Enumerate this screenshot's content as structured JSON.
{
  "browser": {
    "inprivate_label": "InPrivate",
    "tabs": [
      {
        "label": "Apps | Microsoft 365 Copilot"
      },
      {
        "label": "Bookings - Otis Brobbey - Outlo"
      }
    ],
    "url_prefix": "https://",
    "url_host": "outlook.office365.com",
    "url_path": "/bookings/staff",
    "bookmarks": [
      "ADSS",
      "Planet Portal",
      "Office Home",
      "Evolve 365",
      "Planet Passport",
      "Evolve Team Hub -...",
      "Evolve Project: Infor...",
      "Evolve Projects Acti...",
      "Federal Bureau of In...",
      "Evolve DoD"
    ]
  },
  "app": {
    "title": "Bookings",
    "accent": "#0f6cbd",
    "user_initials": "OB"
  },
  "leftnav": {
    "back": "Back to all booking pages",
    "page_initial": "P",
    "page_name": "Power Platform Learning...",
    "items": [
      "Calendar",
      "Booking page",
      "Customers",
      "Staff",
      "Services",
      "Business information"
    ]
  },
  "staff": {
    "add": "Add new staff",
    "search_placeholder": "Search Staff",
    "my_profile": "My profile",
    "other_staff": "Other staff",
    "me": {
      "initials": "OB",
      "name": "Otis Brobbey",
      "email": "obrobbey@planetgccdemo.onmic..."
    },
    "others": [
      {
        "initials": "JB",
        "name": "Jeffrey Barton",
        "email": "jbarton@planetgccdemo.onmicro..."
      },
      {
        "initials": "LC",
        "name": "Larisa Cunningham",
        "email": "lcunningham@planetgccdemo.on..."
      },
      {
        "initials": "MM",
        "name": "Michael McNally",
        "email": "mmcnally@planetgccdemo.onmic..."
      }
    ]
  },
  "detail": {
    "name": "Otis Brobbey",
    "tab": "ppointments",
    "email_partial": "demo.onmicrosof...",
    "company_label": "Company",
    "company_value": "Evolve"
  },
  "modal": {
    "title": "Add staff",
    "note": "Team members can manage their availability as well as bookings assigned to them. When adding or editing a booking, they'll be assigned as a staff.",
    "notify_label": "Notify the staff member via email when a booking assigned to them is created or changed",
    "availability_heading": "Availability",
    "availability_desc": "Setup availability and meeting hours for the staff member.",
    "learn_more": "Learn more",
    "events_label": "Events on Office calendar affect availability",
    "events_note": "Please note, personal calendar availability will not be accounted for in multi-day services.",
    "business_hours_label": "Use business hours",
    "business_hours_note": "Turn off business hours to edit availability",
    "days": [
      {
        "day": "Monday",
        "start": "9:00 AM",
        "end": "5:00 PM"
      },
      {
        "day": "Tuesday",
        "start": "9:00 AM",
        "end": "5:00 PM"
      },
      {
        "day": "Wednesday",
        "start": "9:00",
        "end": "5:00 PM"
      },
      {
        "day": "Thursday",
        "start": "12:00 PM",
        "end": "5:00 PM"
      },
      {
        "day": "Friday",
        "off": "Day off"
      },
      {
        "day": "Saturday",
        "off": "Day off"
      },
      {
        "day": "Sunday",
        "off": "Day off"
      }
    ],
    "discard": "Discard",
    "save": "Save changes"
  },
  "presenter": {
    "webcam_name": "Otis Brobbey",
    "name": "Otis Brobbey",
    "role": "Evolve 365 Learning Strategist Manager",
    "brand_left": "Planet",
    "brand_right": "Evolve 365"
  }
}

● ● ● ●

Problem to work on: Output each entry precisely as given.

Answer for the task:
Enumerate this screenshot's content as structured JSON.
{
  "browser": {
    "inprivate_label": "InPrivate",
    "tabs": [
      {
        "label": "Apps | Microsoft 365 Copilot"
      },
      {
        "label": "Bookings - Otis Brobbey - Outlo"
      }
    ],
    "url_prefix": "https://",
    "url_host": "outlook.office365.com",
    "url_path": "/bookings/staff",
    "bookmarks": [
      "ADSS",
      "Planet Portal",
      "Office Home",
      "Evolve 365",
      "Planet Passport",
      "Evolve Team Hub -...",
      "Evolve Project: Infor...",
      "Evolve Projects Acti...",
      "Federal Bureau of In...",
      "Evolve DoD"
    ]
  },
  "app": {
    "title": "Bookings",
    "accent": "#0f6cbd",
    "user_initials": "OB"
  },
  "leftnav": {
    "back": "Back to all booking pages",
    "page_initial": "P",
    "page_name": "Power Platform Learning...",
    "items": [
      "Calendar",
      "Booking page",
      "Customers",
      "Staff",
      "Services",
      "Business information"
    ]
  },
  "staff": {
    "add": "Add new staff",
    "search_placeholder": "Search Staff",
    "my_profile": "My profile",
    "other_staff": "Other staff",
    "me": {
      "initials": "OB",
      "name": "Otis Brobbey",
      "email": "obrobbey@planetgccdemo.onmic..."
    },
    "others": [
      {
        "initials": "JB",
        "name": "Jeffrey Barton",
        "email": "jbarton@planetgccdemo.onmicro..."
      },
      {
        "initials": "LC",
        "name": "Larisa Cunningham",
        "email": "lcunningham@planetgccdemo.on..."
      },
      {
        "initials": "MM",
        "name": "Michael McNally",
        "email": "mmcnally@planetgccdemo.onmic..."
      }
    ]
  },
  "detail": {
    "name": "Otis Brobbey",
    "tab": "ppointments",
    "email_partial": "demo.onmicrosof...",
    "company_label": "Company",
    "company_value": "Evolve"
  },
  "modal": {
    "title": "Add staff",
    "note": "Team members can manage their availability as well as bookings assigned to them. When adding or editing a booking, they'll be assigned as a staff.",
    "notify_label": "Notify the staff member via email when a booking assigned to them is created or changed",
    "availability_heading": "Availability",
    "availability_desc": "Setup availability and meeting hours for the staff member.",
    "learn_more": "Learn more",
    "events_label": "Events on Office calendar affect availability",
    "events_note": "Please note, personal calendar availability will not be accounted for in multi-day services.",
    "business_hours_label": "Use business hours",
    "business_hours_note": "Turn off business hours to edit availability",
    "days": [
      {
        "day": "Monday",
        "start": "9:00 AM",
        "end": "5:00 PM"
      },
      {
        "day": "Tuesday",
        "start": "9:00 AM",
        "end": "5:00 PM"
      },
      {
        "day": "Wednesday",
        "start": "9:00",
        "end": "5:00 PM"
      },
      {
        "day": "Thursday",
        "start": "12:00 PM",
        "end": "5:00 PM"
      },
      {
        "day": "Friday",
        "off": "Day off"
      },
      {
        "day": "Saturday",
        "off": "Day off"
      },
      {
        "day": "Sunday",
        "off": "Day off"
      }
    ],
    "discard": "Discard",
    "save": "Save changes"
  },
  "presenter": {
    "webcam_name": "Otis Brobbey",
    "name": "Otis Brobbey",
    "role": "Evolve 365 Learning Strategist Manager",
    "brand_left": "Planet",
    "brand_right": "Evolve 365"
  }
}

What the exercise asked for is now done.